[Begin Data for processing]
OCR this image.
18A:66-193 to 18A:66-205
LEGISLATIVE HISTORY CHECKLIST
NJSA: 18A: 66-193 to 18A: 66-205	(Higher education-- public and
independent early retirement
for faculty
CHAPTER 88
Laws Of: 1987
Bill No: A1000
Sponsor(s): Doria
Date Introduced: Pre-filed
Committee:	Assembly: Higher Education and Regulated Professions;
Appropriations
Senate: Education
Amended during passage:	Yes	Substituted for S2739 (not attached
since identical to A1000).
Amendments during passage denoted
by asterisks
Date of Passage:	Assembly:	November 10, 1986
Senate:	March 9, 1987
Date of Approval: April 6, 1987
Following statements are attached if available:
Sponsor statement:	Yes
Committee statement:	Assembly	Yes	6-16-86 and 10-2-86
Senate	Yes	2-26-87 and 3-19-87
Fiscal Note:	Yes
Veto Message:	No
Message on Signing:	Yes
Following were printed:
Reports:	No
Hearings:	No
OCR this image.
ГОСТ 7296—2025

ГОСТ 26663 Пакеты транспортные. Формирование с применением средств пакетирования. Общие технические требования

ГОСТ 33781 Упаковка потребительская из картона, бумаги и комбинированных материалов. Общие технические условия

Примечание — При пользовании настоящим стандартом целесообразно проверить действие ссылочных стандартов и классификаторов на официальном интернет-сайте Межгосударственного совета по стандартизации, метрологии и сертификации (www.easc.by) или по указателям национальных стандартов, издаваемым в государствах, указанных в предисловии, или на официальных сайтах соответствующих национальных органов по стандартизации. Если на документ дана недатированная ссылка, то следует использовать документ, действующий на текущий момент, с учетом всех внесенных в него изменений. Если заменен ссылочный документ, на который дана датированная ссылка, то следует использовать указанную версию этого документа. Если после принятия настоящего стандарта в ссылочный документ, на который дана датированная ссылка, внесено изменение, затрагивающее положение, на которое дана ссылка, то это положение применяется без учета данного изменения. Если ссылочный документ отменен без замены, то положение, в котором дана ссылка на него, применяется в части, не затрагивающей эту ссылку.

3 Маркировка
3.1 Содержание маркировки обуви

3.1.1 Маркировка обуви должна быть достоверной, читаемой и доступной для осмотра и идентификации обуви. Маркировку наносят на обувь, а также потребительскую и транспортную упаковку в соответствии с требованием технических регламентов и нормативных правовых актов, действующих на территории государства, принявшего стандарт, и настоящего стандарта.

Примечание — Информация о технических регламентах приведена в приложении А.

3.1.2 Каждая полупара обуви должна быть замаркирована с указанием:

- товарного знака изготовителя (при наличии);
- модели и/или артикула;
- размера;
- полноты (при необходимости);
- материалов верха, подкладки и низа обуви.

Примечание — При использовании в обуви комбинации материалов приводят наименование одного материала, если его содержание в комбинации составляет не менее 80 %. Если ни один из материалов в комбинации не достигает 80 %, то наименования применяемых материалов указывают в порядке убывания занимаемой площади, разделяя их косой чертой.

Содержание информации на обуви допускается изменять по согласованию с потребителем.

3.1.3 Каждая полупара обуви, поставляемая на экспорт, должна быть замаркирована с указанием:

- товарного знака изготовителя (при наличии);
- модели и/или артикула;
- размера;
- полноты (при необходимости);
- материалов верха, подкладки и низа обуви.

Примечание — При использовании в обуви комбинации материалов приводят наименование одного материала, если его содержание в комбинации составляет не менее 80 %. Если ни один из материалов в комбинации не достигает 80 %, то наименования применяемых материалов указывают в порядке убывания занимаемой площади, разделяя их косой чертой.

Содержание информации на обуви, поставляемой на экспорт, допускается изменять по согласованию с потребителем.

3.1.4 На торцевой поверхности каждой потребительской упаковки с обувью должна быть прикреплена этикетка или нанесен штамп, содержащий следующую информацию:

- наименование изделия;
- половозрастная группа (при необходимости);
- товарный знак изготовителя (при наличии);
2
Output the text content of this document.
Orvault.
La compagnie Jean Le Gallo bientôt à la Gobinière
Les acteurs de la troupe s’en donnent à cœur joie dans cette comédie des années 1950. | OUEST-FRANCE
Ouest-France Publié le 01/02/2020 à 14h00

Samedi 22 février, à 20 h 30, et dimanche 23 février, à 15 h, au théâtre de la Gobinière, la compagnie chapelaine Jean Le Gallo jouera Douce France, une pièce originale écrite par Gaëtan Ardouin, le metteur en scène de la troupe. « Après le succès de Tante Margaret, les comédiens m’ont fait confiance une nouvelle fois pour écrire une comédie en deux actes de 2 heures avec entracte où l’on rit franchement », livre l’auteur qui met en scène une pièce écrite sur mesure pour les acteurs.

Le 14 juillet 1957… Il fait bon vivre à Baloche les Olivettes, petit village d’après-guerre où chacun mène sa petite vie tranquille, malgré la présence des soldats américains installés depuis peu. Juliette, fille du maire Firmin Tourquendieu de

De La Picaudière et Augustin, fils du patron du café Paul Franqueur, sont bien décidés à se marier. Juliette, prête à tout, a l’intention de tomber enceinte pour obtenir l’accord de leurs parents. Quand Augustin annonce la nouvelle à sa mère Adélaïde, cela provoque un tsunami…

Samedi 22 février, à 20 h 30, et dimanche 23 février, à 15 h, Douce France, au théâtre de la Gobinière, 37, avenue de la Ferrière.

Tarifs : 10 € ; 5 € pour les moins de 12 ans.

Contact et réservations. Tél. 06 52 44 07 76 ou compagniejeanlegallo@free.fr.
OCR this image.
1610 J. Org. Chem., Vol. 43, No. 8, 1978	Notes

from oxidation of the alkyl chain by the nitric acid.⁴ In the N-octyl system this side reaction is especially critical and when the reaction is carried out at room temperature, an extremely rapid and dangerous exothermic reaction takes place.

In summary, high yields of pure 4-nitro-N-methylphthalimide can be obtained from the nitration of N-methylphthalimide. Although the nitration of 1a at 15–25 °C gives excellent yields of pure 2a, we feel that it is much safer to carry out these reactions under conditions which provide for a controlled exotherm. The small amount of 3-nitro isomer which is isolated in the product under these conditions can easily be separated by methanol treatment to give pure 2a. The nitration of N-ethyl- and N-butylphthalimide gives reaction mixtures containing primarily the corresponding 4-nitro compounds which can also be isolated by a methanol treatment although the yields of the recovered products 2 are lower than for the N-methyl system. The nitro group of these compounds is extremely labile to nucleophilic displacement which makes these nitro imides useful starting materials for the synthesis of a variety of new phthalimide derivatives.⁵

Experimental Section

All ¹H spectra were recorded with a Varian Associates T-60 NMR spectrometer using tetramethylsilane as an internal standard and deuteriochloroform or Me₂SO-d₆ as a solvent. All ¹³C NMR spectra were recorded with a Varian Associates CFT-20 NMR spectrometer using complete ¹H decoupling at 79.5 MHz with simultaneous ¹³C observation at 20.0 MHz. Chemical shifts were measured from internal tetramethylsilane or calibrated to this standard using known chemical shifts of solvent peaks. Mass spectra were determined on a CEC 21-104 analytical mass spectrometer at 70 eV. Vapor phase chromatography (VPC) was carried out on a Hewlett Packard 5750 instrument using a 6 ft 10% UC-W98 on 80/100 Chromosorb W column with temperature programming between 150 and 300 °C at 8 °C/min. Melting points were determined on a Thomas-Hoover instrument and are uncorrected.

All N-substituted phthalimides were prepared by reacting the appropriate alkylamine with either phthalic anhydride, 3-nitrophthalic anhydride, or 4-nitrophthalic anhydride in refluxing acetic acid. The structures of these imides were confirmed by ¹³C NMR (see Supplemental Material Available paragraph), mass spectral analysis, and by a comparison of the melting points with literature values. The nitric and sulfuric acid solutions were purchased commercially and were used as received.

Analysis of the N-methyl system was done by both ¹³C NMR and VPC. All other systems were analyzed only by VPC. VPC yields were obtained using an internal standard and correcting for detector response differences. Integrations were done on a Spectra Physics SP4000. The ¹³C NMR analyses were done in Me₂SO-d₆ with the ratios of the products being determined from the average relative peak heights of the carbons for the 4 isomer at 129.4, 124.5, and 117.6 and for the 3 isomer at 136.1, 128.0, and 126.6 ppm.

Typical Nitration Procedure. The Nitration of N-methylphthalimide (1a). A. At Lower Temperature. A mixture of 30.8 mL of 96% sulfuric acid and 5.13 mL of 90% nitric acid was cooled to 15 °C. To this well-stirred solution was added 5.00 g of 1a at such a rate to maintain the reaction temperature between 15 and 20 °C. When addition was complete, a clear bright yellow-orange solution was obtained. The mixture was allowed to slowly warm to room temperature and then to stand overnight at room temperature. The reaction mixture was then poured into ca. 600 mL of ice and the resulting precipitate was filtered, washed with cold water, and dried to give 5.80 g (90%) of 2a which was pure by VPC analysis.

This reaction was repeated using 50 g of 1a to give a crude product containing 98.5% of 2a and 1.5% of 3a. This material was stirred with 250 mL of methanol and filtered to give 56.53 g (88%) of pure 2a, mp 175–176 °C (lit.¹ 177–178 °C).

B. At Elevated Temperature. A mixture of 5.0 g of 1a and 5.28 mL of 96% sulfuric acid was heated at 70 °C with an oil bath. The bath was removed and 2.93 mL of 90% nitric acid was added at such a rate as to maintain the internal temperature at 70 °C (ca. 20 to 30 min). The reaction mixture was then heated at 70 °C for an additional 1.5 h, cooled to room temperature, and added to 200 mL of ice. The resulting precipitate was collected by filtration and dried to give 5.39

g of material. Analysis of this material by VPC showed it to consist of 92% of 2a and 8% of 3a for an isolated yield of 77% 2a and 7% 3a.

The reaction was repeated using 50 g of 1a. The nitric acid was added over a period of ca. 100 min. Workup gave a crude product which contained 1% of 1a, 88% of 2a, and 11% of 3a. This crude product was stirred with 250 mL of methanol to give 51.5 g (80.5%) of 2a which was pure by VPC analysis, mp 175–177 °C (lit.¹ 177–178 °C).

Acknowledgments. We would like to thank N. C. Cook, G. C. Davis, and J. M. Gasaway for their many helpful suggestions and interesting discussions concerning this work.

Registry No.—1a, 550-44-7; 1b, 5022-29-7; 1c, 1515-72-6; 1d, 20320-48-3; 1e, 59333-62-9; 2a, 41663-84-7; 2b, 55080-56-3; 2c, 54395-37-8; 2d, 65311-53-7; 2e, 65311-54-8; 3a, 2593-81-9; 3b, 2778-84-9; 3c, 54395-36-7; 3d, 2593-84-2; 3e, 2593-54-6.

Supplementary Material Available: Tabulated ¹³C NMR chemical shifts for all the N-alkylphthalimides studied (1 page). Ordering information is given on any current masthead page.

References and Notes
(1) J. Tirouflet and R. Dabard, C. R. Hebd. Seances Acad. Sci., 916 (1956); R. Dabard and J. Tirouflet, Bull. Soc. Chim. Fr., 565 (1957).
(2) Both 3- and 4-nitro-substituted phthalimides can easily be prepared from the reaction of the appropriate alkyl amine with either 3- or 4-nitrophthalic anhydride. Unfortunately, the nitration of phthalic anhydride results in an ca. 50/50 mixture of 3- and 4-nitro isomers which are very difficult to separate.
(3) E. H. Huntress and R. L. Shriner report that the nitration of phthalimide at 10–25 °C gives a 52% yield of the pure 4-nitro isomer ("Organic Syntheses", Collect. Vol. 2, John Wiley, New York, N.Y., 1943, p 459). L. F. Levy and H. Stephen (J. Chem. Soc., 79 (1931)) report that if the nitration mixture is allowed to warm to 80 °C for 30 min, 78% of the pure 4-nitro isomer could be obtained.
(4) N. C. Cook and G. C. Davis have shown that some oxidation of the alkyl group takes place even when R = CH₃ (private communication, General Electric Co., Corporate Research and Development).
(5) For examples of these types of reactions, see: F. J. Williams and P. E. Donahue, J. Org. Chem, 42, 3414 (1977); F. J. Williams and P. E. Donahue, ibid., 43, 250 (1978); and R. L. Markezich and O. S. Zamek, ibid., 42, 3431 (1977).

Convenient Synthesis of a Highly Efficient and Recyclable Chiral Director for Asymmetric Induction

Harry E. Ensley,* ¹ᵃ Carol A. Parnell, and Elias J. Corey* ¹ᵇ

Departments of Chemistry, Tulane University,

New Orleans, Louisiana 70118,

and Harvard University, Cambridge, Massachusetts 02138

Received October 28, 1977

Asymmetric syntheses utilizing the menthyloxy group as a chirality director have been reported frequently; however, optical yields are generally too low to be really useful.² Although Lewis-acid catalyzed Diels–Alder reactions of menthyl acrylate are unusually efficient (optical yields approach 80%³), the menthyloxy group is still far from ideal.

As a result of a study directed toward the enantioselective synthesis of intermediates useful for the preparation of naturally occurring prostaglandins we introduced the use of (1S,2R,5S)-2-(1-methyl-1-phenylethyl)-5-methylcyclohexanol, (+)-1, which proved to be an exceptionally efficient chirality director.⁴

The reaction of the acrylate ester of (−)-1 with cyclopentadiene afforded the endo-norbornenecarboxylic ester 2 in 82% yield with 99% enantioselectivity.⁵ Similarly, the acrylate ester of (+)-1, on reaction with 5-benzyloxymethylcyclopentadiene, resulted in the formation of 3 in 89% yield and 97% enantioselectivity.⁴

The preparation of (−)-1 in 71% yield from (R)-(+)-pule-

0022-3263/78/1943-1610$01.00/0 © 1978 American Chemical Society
[End Data for processing]
* [Given instruction] Out of the material above, select every line that holds the string "замаркирована".

* [Exercise solution]
3.1.2 Каждая полупара обуви должна быть замаркирована с указанием:
3.1.3 Каждая полупара обуви, поставляемая на экспорт, должна быть замаркирована с указанием:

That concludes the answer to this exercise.